* _Short exercise_:
Every line containing the word "ability" needs to be found and copied.

>> begin

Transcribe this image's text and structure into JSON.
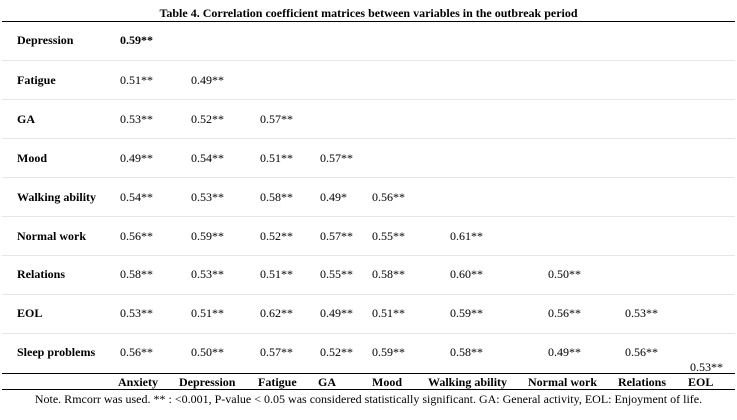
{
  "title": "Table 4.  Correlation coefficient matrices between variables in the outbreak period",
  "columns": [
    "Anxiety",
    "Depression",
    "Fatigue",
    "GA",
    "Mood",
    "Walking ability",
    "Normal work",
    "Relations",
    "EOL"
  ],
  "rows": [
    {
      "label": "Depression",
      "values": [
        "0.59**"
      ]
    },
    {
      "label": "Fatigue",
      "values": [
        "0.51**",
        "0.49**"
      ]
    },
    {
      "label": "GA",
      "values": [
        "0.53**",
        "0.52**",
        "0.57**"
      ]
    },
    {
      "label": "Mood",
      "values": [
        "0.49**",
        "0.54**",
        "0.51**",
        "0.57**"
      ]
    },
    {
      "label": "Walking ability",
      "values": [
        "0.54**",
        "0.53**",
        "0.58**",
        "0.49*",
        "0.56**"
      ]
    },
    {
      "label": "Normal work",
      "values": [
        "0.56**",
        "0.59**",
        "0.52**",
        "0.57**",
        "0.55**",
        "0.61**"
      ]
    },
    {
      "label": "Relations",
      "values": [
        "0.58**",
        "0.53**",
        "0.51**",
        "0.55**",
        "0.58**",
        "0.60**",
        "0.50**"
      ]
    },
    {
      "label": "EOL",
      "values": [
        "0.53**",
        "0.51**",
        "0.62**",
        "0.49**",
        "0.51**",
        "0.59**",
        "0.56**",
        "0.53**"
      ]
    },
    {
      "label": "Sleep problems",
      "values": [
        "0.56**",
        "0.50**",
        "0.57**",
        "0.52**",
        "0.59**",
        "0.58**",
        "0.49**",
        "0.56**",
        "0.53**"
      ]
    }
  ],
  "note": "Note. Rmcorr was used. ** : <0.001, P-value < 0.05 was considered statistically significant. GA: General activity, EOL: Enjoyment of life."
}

>> end

* _Output for this task_:
    "Walking ability",
      "label": "Walking ability",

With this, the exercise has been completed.